What is being asked: Render every line of the material below as a numbered list, omitting any blank lines.

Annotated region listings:
>>>
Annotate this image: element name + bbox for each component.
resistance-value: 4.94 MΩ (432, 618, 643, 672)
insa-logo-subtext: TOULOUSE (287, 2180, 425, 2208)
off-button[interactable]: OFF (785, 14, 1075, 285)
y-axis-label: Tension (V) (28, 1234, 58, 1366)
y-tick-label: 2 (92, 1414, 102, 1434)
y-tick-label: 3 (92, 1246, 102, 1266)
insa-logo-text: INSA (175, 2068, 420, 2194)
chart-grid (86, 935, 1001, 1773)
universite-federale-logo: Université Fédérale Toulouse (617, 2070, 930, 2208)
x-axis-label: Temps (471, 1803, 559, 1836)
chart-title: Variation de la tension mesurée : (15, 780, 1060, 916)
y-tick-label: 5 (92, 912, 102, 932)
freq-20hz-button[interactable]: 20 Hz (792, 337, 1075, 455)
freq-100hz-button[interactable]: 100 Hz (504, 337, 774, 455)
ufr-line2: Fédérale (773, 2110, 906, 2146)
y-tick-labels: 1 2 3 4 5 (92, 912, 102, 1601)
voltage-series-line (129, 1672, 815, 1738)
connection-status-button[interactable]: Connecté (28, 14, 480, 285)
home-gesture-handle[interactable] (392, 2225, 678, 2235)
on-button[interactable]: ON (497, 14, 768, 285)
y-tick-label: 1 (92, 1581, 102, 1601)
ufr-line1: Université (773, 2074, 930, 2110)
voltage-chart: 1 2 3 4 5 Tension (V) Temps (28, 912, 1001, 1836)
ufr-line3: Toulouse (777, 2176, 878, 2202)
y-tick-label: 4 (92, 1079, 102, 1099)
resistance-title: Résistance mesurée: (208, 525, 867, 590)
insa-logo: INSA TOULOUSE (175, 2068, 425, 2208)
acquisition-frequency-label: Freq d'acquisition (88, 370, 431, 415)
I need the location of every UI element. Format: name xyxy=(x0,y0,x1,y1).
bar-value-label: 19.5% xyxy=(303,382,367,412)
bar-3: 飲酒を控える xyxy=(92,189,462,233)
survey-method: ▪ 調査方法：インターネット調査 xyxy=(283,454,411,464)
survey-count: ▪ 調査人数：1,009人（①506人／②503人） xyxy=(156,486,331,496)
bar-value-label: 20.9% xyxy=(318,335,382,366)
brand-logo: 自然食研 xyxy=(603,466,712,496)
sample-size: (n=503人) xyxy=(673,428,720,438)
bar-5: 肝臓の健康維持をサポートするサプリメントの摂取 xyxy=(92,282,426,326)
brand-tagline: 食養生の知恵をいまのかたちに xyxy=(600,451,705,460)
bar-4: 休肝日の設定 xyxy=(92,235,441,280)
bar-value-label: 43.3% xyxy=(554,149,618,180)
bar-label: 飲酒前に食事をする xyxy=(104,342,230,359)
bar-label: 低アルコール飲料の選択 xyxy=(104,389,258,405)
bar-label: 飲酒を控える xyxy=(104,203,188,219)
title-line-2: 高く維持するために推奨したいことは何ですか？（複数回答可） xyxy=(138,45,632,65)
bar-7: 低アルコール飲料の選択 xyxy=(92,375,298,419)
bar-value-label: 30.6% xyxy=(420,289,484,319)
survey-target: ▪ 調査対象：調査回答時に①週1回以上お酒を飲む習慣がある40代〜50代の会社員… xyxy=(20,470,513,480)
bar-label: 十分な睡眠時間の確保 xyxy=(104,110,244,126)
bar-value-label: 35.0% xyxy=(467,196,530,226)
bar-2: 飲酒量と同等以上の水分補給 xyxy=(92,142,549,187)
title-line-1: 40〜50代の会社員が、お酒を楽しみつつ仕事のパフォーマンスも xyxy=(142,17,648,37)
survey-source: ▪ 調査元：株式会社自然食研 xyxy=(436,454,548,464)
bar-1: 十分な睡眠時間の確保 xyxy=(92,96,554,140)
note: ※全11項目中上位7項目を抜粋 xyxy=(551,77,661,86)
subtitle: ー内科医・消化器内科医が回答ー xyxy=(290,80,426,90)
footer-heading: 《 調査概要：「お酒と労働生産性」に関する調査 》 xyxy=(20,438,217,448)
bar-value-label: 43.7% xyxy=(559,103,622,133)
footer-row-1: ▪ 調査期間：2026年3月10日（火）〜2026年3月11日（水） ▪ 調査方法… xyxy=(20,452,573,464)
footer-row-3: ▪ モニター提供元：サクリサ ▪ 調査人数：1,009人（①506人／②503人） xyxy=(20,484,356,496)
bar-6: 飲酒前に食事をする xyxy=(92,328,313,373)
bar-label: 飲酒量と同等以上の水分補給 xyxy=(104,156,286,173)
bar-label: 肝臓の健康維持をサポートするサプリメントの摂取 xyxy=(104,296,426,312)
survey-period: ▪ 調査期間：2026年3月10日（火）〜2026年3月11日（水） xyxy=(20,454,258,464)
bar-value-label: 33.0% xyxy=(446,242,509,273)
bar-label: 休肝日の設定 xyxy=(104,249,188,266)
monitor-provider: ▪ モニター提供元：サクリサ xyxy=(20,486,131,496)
<<<
Result:
1. Annotate this image: element name + bbox for each component.
2. resistance-value: 4.94 MΩ (432, 618, 643, 672)
3. insa-logo-subtext: TOULOUSE (287, 2180, 425, 2208)
4. off-button[interactable]: OFF (785, 14, 1075, 285)
5. y-axis-label: Tension (V) (28, 1234, 58, 1366)
6. y-tick-label: 2 (92, 1414, 102, 1434)
7. y-tick-label: 3 (92, 1246, 102, 1266)
8. insa-logo-text: INSA (175, 2068, 420, 2194)
9. chart-grid (86, 935, 1001, 1773)
10. universite-federale-logo: Université Fédérale Toulouse (617, 2070, 930, 2208)
11. x-axis-label: Temps (471, 1803, 559, 1836)
12. chart-title: Variation de la tension mesurée : (15, 780, 1060, 916)
13. y-tick-label: 5 (92, 912, 102, 932)
14. freq-20hz-button[interactable]: 20 Hz (792, 337, 1075, 455)
15. freq-100hz-button[interactable]: 100 Hz (504, 337, 774, 455)
16. ufr-line2: Fédérale (773, 2110, 906, 2146)
17. y-tick-labels: 1 2 3 4 5 (92, 912, 102, 1601)
18. voltage-series-line (129, 1672, 815, 1738)
19. connection-status-button[interactable]: Connecté (28, 14, 480, 285)
20. home-gesture-handle[interactable] (392, 2225, 678, 2235)
21. on-button[interactable]: ON (497, 14, 768, 285)
22. y-tick-label: 1 (92, 1581, 102, 1601)
23. ufr-line1: Université (773, 2074, 930, 2110)
24. voltage-chart: 1 2 3 4 5 Tension (V) Temps (28, 912, 1001, 1836)
25. ufr-line3: Toulouse (777, 2176, 878, 2202)
26. y-tick-label: 4 (92, 1079, 102, 1099)
27. resistance-title: Résistance mesurée: (208, 525, 867, 590)
28. insa-logo: INSA TOULOUSE (175, 2068, 425, 2208)
29. acquisition-frequency-label: Freq d'acquisition (88, 370, 431, 415)
30. I need the location of every UI element. Format: name xyxy=(x0,y0,x1,y1).
31. bar-value-label: 19.5% xyxy=(303,382,367,412)
32. bar-3: 飲酒を控える xyxy=(92,189,462,233)
33. survey-method: ▪ 調査方法：インターネット調査 xyxy=(283,454,411,464)
34. survey-count: ▪ 調査人数：1,009人（①506人／②503人） xyxy=(156,486,331,496)
35. bar-value-label: 20.9% xyxy=(318,335,382,366)
36. brand-logo: 自然食研 xyxy=(603,466,712,496)
37. sample-size: (n=503人) xyxy=(673,428,720,438)
38. bar-5: 肝臓の健康維持をサポートするサプリメントの摂取 xyxy=(92,282,426,326)
39. brand-tagline: 食養生の知恵をいまのかたちに xyxy=(600,451,705,460)
40. bar-4: 休肝日の設定 xyxy=(92,235,441,280)
41. bar-value-label: 43.3% xyxy=(554,149,618,180)
42. bar-label: 飲酒前に食事をする xyxy=(104,342,230,359)
43. bar-label: 低アルコール飲料の選択 xyxy=(104,389,258,405)
44. bar-label: 飲酒を控える xyxy=(104,203,188,219)
45. title-line-2: 高く維持するために推奨したいことは何ですか？（複数回答可） xyxy=(138,45,632,65)
46. bar-7: 低アルコール飲料の選択 xyxy=(92,375,298,419)
47. bar-value-label: 30.6% xyxy=(420,289,484,319)
48. survey-target: ▪ 調査対象：調査回答時に①週1回以上お酒を飲む習慣がある40代〜50代の会社員… xyxy=(20,470,513,480)
49. bar-label: 十分な睡眠時間の確保 xyxy=(104,110,244,126)
50. bar-value-label: 35.0% xyxy=(467,196,530,226)
51. bar-2: 飲酒量と同等以上の水分補給 xyxy=(92,142,549,187)
52. title-line-1: 40〜50代の会社員が、お酒を楽しみつつ仕事のパフォーマンスも xyxy=(142,17,648,37)
53. survey-source: ▪ 調査元：株式会社自然食研 xyxy=(436,454,548,464)
54. bar-1: 十分な睡眠時間の確保 xyxy=(92,96,554,140)
55. note: ※全11項目中上位7項目を抜粋 xyxy=(551,77,661,86)
56. subtitle: ー内科医・消化器内科医が回答ー xyxy=(290,80,426,90)
57. footer-heading: 《 調査概要：「お酒と労働生産性」に関する調査 》 xyxy=(20,438,217,448)
58. bar-value-label: 43.7% xyxy=(559,103,622,133)
59. footer-row-1: ▪ 調査期間：2026年3月10日（火）〜2026年3月11日（水） ▪ 調査方法… xyxy=(20,452,573,464)
60. footer-row-3: ▪ モニター提供元：サクリサ ▪ 調査人数：1,009人（①506人／②503人） xyxy=(20,484,356,496)
61. bar-6: 飲酒前に食事をする xyxy=(92,328,313,373)
62. bar-label: 飲酒量と同等以上の水分補給 xyxy=(104,156,286,173)
63. bar-label: 肝臓の健康維持をサポートするサプリメントの摂取 xyxy=(104,296,426,312)
64. survey-period: ▪ 調査期間：2026年3月10日（火）〜2026年3月11日（水） xyxy=(20,454,258,464)
65. bar-value-label: 33.0% xyxy=(446,242,509,273)
66. bar-label: 休肝日の設定 xyxy=(104,249,188,266)
67. monitor-provider: ▪ モニター提供元：サクリサ xyxy=(20,486,131,496)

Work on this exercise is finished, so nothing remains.